-------- DATA FOR PROCESSING

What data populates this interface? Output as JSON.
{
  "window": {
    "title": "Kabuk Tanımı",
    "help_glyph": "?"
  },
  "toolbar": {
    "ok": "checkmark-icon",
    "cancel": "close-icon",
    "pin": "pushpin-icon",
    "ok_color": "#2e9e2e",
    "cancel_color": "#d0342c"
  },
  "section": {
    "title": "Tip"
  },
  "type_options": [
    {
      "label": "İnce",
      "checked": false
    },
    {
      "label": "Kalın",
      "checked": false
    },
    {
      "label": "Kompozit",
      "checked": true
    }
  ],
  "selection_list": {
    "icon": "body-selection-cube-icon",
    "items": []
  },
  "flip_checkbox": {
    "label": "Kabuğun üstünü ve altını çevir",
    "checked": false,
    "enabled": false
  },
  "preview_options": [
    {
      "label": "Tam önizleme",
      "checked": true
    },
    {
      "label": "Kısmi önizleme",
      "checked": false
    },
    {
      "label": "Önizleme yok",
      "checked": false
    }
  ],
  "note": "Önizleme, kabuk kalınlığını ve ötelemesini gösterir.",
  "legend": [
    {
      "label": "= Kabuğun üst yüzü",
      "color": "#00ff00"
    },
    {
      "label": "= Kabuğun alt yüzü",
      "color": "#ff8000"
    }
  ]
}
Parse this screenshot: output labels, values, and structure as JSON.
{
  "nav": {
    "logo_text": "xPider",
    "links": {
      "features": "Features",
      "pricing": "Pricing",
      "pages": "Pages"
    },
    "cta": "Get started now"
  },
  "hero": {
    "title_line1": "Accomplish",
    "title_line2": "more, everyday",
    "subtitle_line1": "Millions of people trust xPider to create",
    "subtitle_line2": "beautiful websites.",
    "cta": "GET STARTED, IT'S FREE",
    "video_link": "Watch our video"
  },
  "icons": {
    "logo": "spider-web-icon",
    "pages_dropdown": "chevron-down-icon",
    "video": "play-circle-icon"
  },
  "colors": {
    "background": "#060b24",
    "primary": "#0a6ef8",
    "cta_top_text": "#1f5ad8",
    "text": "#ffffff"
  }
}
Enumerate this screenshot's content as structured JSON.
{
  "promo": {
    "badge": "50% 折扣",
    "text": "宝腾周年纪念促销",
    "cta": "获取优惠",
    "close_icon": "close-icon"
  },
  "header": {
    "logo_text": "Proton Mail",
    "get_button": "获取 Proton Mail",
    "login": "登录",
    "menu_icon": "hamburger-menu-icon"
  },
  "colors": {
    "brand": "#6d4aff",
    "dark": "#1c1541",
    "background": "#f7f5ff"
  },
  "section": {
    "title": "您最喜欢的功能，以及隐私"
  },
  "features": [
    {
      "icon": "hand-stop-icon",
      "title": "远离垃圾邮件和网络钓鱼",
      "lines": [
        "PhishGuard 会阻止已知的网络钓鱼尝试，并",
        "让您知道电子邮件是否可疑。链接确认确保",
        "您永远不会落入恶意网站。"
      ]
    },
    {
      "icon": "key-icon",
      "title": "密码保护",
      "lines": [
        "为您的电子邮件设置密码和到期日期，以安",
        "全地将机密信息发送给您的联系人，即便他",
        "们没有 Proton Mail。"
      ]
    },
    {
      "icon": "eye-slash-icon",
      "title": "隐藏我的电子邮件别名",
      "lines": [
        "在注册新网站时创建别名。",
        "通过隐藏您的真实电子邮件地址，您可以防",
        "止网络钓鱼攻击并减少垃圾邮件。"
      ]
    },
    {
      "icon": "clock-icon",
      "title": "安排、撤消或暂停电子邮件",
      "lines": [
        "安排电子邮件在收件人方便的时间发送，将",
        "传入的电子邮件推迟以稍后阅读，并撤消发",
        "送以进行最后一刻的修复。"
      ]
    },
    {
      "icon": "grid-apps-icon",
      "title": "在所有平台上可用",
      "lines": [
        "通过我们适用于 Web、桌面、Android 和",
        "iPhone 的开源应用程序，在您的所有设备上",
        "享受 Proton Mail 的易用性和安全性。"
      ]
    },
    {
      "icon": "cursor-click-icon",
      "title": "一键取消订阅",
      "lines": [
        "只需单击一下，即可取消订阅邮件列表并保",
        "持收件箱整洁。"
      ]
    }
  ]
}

----------------

• REQUIREMENT
From the listing above, find the number of lines with the word "screenshot" in them. Answer with the number only.

• RESPONSE TO THIS TASK
2